WHAT IS EXPECTED:
Quote every line of the material beneath this one.

[Dataset records]
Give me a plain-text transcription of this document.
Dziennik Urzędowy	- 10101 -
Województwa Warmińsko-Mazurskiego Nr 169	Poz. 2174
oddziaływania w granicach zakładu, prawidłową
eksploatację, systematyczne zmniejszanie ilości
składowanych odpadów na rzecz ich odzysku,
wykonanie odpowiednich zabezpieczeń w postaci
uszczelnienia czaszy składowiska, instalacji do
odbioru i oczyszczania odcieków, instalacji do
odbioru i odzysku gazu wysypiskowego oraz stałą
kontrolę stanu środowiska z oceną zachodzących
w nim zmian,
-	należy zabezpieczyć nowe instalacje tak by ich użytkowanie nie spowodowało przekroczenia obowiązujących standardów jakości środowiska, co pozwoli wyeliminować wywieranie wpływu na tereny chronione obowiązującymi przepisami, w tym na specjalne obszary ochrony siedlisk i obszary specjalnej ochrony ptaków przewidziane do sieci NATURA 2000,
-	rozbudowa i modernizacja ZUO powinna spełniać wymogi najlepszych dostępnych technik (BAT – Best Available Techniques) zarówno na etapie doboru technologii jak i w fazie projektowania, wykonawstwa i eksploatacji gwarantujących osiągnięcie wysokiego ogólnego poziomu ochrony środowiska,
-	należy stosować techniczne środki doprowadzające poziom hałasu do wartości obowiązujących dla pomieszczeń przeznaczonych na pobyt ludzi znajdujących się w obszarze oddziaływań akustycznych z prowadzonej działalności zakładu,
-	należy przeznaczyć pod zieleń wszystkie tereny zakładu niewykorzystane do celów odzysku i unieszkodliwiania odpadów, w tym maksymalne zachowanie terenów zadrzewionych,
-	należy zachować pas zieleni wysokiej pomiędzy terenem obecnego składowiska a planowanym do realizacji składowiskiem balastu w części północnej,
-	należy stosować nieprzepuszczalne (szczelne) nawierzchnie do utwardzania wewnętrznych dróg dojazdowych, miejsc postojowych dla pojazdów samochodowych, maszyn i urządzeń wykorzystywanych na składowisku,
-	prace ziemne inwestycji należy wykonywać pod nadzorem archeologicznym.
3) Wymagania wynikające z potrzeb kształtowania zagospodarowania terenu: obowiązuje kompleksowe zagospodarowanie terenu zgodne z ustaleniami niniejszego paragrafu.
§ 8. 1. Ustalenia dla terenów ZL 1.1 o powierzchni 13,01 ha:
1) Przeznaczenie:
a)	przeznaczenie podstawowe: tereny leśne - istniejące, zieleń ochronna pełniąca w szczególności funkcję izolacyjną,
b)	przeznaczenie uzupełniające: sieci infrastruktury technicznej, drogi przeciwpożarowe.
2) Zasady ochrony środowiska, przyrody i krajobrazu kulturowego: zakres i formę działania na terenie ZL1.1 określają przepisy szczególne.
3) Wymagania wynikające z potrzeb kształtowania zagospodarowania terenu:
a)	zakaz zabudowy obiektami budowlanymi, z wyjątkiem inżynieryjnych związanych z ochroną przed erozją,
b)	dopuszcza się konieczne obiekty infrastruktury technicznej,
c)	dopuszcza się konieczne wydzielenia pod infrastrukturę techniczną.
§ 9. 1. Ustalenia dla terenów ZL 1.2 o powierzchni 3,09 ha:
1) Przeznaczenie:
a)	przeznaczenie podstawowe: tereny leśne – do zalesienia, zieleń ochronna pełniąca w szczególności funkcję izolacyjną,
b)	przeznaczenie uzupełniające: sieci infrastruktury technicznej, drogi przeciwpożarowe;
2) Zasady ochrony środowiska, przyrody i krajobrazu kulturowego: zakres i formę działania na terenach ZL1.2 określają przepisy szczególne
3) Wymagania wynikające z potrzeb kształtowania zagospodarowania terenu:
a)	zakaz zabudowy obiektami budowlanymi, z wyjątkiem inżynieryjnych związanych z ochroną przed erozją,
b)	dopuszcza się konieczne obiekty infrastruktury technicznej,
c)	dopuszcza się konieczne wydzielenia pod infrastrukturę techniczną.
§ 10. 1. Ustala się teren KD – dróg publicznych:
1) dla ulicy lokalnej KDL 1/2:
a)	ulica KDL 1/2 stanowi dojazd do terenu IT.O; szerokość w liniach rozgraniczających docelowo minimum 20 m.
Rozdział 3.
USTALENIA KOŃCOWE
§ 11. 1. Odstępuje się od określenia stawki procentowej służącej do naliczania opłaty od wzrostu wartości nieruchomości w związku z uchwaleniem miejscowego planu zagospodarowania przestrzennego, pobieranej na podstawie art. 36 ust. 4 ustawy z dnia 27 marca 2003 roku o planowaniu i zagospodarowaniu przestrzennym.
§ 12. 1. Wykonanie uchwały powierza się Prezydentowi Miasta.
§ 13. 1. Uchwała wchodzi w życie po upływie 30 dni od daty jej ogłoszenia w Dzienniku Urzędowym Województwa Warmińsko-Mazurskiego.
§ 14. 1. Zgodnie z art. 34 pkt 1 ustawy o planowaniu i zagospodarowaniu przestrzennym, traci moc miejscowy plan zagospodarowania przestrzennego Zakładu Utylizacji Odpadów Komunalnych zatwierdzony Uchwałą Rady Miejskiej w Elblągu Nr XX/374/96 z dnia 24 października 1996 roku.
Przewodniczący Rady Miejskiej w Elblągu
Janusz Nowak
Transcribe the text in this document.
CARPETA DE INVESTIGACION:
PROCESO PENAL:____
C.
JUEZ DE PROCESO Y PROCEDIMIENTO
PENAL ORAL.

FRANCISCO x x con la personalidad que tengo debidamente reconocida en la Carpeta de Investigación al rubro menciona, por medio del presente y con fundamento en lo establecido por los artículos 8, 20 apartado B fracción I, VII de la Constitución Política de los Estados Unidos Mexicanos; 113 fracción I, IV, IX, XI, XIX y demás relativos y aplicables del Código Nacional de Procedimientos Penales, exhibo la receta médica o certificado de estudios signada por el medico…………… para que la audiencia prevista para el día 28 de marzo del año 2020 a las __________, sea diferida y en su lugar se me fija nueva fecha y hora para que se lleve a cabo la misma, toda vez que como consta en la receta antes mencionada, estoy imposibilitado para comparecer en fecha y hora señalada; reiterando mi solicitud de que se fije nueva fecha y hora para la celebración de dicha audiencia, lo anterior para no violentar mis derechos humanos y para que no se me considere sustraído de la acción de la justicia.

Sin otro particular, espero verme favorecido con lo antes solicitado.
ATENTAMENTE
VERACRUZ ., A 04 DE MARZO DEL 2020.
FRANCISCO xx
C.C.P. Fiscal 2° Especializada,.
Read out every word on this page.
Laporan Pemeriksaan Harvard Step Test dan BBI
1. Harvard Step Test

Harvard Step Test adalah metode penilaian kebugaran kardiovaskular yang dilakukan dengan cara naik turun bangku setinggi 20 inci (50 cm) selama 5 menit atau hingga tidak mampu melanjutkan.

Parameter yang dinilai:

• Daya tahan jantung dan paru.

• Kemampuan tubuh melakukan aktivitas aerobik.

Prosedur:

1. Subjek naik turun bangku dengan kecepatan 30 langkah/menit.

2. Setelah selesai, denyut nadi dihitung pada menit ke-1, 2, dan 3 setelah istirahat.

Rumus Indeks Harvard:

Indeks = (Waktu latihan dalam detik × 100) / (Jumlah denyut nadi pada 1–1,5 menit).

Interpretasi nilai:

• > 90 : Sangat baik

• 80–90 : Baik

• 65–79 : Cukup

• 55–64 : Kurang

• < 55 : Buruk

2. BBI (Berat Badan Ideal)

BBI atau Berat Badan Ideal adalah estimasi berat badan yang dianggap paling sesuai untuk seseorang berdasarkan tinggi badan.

THE RESULT:
Give me a plain-text transcription of this document.
Dziennik Urzędowy	- 10101 -
Województwa Warmińsko-Mazurskiego Nr 169	Poz. 2174
oddziaływania w granicach zakładu, prawidłową
eksploatację, systematyczne zmniejszanie ilości
składowanych odpadów na rzecz ich odzysku,
wykonanie odpowiednich zabezpieczeń w postaci
uszczelnienia czaszy składowiska, instalacji do
odbioru i oczyszczania odcieków, instalacji do
odbioru i odzysku gazu wysypiskowego oraz stałą
kontrolę stanu środowiska z oceną zachodzących
w nim zmian,
-	należy zabezpieczyć nowe instalacje tak by ich użytkowanie nie spowodowało przekroczenia obowiązujących standardów jakości środowiska, co pozwoli wyeliminować wywieranie wpływu na tereny chronione obowiązującymi przepisami, w tym na specjalne obszary ochrony siedlisk i obszary specjalnej ochrony ptaków przewidziane do sieci NATURA 2000,
-	rozbudowa i modernizacja ZUO powinna spełniać wymogi najlepszych dostępnych technik (BAT – Best Available Techniques) zarówno na etapie doboru technologii jak i w fazie projektowania, wykonawstwa i eksploatacji gwarantujących osiągnięcie wysokiego ogólnego poziomu ochrony środowiska,
-	należy stosować techniczne środki doprowadzające poziom hałasu do wartości obowiązujących dla pomieszczeń przeznaczonych na pobyt ludzi znajdujących się w obszarze oddziaływań akustycznych z prowadzonej działalności zakładu,
-	należy przeznaczyć pod zieleń wszystkie tereny zakładu niewykorzystane do celów odzysku i unieszkodliwiania odpadów, w tym maksymalne zachowanie terenów zadrzewionych,
-	należy zachować pas zieleni wysokiej pomiędzy terenem obecnego składowiska a planowanym do realizacji składowiskiem balastu w części północnej,
-	należy stosować nieprzepuszczalne (szczelne) nawierzchnie do utwardzania wewnętrznych dróg dojazdowych, miejsc postojowych dla pojazdów samochodowych, maszyn i urządzeń wykorzystywanych na składowisku,
-	prace ziemne inwestycji należy wykonywać pod nadzorem archeologicznym.
3) Wymagania wynikające z potrzeb kształtowania zagospodarowania terenu: obowiązuje kompleksowe zagospodarowanie terenu zgodne z ustaleniami niniejszego paragrafu.
§ 8. 1. Ustalenia dla terenów ZL 1.1 o powierzchni 13,01 ha:
1) Przeznaczenie:
a)	przeznaczenie podstawowe: tereny leśne - istniejące, zieleń ochronna pełniąca w szczególności funkcję izolacyjną,
b)	przeznaczenie uzupełniające: sieci infrastruktury technicznej, drogi przeciwpożarowe.
2) Zasady ochrony środowiska, przyrody i krajobrazu kulturowego: zakres i formę działania na terenie ZL1.1 określają przepisy szczególne.
3) Wymagania wynikające z potrzeb kształtowania zagospodarowania terenu:
a)	zakaz zabudowy obiektami budowlanymi, z wyjątkiem inżynieryjnych związanych z ochroną przed erozją,
b)	dopuszcza się konieczne obiekty infrastruktury technicznej,
c)	dopuszcza się konieczne wydzielenia pod infrastrukturę techniczną.
§ 9. 1. Ustalenia dla terenów ZL 1.2 o powierzchni 3,09 ha:
1) Przeznaczenie:
a)	przeznaczenie podstawowe: tereny leśne – do zalesienia, zieleń ochronna pełniąca w szczególności funkcję izolacyjną,
b)	przeznaczenie uzupełniające: sieci infrastruktury technicznej, drogi przeciwpożarowe;
2) Zasady ochrony środowiska, przyrody i krajobrazu kulturowego: zakres i formę działania na terenach ZL1.2 określają przepisy szczególne
3) Wymagania wynikające z potrzeb kształtowania zagospodarowania terenu:
a)	zakaz zabudowy obiektami budowlanymi, z wyjątkiem inżynieryjnych związanych z ochroną przed erozją,
b)	dopuszcza się konieczne obiekty infrastruktury technicznej,
c)	dopuszcza się konieczne wydzielenia pod infrastrukturę techniczną.
§ 10. 1. Ustala się teren KD – dróg publicznych:
1) dla ulicy lokalnej KDL 1/2:
a)	ulica KDL 1/2 stanowi dojazd do terenu IT.O; szerokość w liniach rozgraniczających docelowo minimum 20 m.
Rozdział 3.
USTALENIA KOŃCOWE
§ 11. 1. Odstępuje się od określenia stawki procentowej służącej do naliczania opłaty od wzrostu wartości nieruchomości w związku z uchwaleniem miejscowego planu zagospodarowania przestrzennego, pobieranej na podstawie art. 36 ust. 4 ustawy z dnia 27 marca 2003 roku o planowaniu i zagospodarowaniu przestrzennym.
§ 12. 1. Wykonanie uchwały powierza się Prezydentowi Miasta.
§ 13. 1. Uchwała wchodzi w życie po upływie 30 dni od daty jej ogłoszenia w Dzienniku Urzędowym Województwa Warmińsko-Mazurskiego.
§ 14. 1. Zgodnie z art. 34 pkt 1 ustawy o planowaniu i zagospodarowaniu przestrzennym, traci moc miejscowy plan zagospodarowania przestrzennego Zakładu Utylizacji Odpadów Komunalnych zatwierdzony Uchwałą Rady Miejskiej w Elblągu Nr XX/374/96 z dnia 24 października 1996 roku.
Przewodniczący Rady Miejskiej w Elblągu
Janusz Nowak
Transcribe the text in this document.
CARPETA DE INVESTIGACION:
PROCESO PENAL:____
C.
JUEZ DE PROCESO Y PROCEDIMIENTO
PENAL ORAL.

FRANCISCO x x con la personalidad que tengo debidamente reconocida en la Carpeta de Investigación al rubro menciona, por medio del presente y con fundamento en lo establecido por los artículos 8, 20 apartado B fracción I, VII de la Constitución Política de los Estados Unidos Mexicanos; 113 fracción I, IV, IX, XI, XIX y demás relativos y aplicables del Código Nacional de Procedimientos Penales, exhibo la receta médica o certificado de estudios signada por el medico…………… para que la audiencia prevista para el día 28 de marzo del año 2020 a las __________, sea diferida y en su lugar se me fija nueva fecha y hora para que se lleve a cabo la misma, toda vez que como consta en la receta antes mencionada, estoy imposibilitado para comparecer en fecha y hora señalada; reiterando mi solicitud de que se fije nueva fecha y hora para la celebración de dicha audiencia, lo anterior para no violentar mis derechos humanos y para que no se me considere sustraído de la acción de la justicia.

Sin otro particular, espero verme favorecido con lo antes solicitado.
ATENTAMENTE
VERACRUZ ., A 04 DE MARZO DEL 2020.
FRANCISCO xx
C.C.P. Fiscal 2° Especializada,.
Read out every word on this page.
Laporan Pemeriksaan Harvard Step Test dan BBI
1. Harvard Step Test

Harvard Step Test adalah metode penilaian kebugaran kardiovaskular yang dilakukan dengan cara naik turun bangku setinggi 20 inci (50 cm) selama 5 menit atau hingga tidak mampu melanjutkan.

Parameter yang dinilai:

• Daya tahan jantung dan paru.

• Kemampuan tubuh melakukan aktivitas aerobik.

Prosedur:

1. Subjek naik turun bangku dengan kecepatan 30 langkah/menit.

2. Setelah selesai, denyut nadi dihitung pada menit ke-1, 2, dan 3 setelah istirahat.

Rumus Indeks Harvard:

Indeks = (Waktu latihan dalam detik × 100) / (Jumlah denyut nadi pada 1–1,5 menit).

Interpretasi nilai:

• > 90 : Sangat baik

• 80–90 : Baik

• 65–79 : Cukup

• 55–64 : Kurang

• < 55 : Buruk

2. BBI (Berat Badan Ideal)

BBI atau Berat Badan Ideal adalah estimasi berat badan yang dianggap paling sesuai untuk seseorang berdasarkan tinggi badan.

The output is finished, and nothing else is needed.